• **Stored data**
==================================================
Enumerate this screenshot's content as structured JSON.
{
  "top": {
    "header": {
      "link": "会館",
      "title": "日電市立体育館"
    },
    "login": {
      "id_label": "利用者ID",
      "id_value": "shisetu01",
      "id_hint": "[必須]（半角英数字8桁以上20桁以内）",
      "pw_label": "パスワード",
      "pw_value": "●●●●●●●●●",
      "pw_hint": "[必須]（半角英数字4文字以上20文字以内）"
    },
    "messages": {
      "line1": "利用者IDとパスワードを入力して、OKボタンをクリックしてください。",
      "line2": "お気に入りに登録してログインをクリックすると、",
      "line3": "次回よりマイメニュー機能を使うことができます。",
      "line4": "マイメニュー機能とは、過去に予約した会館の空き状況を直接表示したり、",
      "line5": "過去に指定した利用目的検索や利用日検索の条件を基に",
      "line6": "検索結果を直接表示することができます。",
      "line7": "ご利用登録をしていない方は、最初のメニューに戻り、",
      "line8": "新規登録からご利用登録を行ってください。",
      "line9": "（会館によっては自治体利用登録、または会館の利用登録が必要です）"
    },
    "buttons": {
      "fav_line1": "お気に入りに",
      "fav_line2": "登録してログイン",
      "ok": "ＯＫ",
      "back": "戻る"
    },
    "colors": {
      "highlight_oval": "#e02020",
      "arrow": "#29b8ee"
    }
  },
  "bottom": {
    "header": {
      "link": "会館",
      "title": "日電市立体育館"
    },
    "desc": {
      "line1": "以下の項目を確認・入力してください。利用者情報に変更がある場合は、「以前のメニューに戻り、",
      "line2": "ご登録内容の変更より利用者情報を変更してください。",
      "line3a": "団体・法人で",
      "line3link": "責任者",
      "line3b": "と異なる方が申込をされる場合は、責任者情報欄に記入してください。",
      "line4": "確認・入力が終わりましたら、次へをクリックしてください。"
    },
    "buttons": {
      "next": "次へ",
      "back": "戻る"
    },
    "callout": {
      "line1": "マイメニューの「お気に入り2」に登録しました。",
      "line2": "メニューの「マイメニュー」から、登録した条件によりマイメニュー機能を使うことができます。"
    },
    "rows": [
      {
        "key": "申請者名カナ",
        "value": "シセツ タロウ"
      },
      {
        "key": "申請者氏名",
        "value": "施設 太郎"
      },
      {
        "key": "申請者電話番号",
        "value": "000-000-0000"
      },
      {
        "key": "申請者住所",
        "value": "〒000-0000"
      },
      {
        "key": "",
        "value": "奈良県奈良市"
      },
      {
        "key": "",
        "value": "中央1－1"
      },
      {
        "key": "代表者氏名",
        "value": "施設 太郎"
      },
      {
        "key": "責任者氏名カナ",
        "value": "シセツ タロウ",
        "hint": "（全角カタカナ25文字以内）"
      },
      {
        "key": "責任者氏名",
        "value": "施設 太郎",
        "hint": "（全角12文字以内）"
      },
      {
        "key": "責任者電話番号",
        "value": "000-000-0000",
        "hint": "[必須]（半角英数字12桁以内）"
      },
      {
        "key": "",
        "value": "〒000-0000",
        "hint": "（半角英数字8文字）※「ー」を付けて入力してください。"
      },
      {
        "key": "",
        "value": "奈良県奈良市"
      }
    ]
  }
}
==================================================
• **WORK TO COMPLETE**
Output the listing above word for word.

• **FINISHED ANSWER**
Enumerate this screenshot's content as structured JSON.
{
  "top": {
    "header": {
      "link": "会館",
      "title": "日電市立体育館"
    },
    "login": {
      "id_label": "利用者ID",
      "id_value": "shisetu01",
      "id_hint": "[必須]（半角英数字8桁以上20桁以内）",
      "pw_label": "パスワード",
      "pw_value": "●●●●●●●●●",
      "pw_hint": "[必須]（半角英数字4文字以上20文字以内）"
    },
    "messages": {
      "line1": "利用者IDとパスワードを入力して、OKボタンをクリックしてください。",
      "line2": "お気に入りに登録してログインをクリックすると、",
      "line3": "次回よりマイメニュー機能を使うことができます。",
      "line4": "マイメニュー機能とは、過去に予約した会館の空き状況を直接表示したり、",
      "line5": "過去に指定した利用目的検索や利用日検索の条件を基に",
      "line6": "検索結果を直接表示することができます。",
      "line7": "ご利用登録をしていない方は、最初のメニューに戻り、",
      "line8": "新規登録からご利用登録を行ってください。",
      "line9": "（会館によっては自治体利用登録、または会館の利用登録が必要です）"
    },
    "buttons": {
      "fav_line1": "お気に入りに",
      "fav_line2": "登録してログイン",
      "ok": "ＯＫ",
      "back": "戻る"
    },
    "colors": {
      "highlight_oval": "#e02020",
      "arrow": "#29b8ee"
    }
  },
  "bottom": {
    "header": {
      "link": "会館",
      "title": "日電市立体育館"
    },
    "desc": {
      "line1": "以下の項目を確認・入力してください。利用者情報に変更がある場合は、「以前のメニューに戻り、",
      "line2": "ご登録内容の変更より利用者情報を変更してください。",
      "line3a": "団体・法人で",
      "line3link": "責任者",
      "line3b": "と異なる方が申込をされる場合は、責任者情報欄に記入してください。",
      "line4": "確認・入力が終わりましたら、次へをクリックしてください。"
    },
    "buttons": {
      "next": "次へ",
      "back": "戻る"
    },
    "callout": {
      "line1": "マイメニューの「お気に入り2」に登録しました。",
      "line2": "メニューの「マイメニュー」から、登録した条件によりマイメニュー機能を使うことができます。"
    },
    "rows": [
      {
        "key": "申請者名カナ",
        "value": "シセツ タロウ"
      },
      {
        "key": "申請者氏名",
        "value": "施設 太郎"
      },
      {
        "key": "申請者電話番号",
        "value": "000-000-0000"
      },
      {
        "key": "申請者住所",
        "value": "〒000-0000"
      },
      {
        "key": "",
        "value": "奈良県奈良市"
      },
      {
        "key": "",
        "value": "中央1－1"
      },
      {
        "key": "代表者氏名",
        "value": "施設 太郎"
      },
      {
        "key": "責任者氏名カナ",
        "value": "シセツ タロウ",
        "hint": "（全角カタカナ25文字以内）"
      },
      {
        "key": "責任者氏名",
        "value": "施設 太郎",
        "hint": "（全角12文字以内）"
      },
      {
        "key": "責任者電話番号",
        "value": "000-000-0000",
        "hint": "[必須]（半角英数字12桁以内）"
      },
      {
        "key": "",
        "value": "〒000-0000",
        "hint": "（半角英数字8文字）※「ー」を付けて入力してください。"
      },
      {
        "key": "",
        "value": "奈良県奈良市"
      }
    ]
  }
}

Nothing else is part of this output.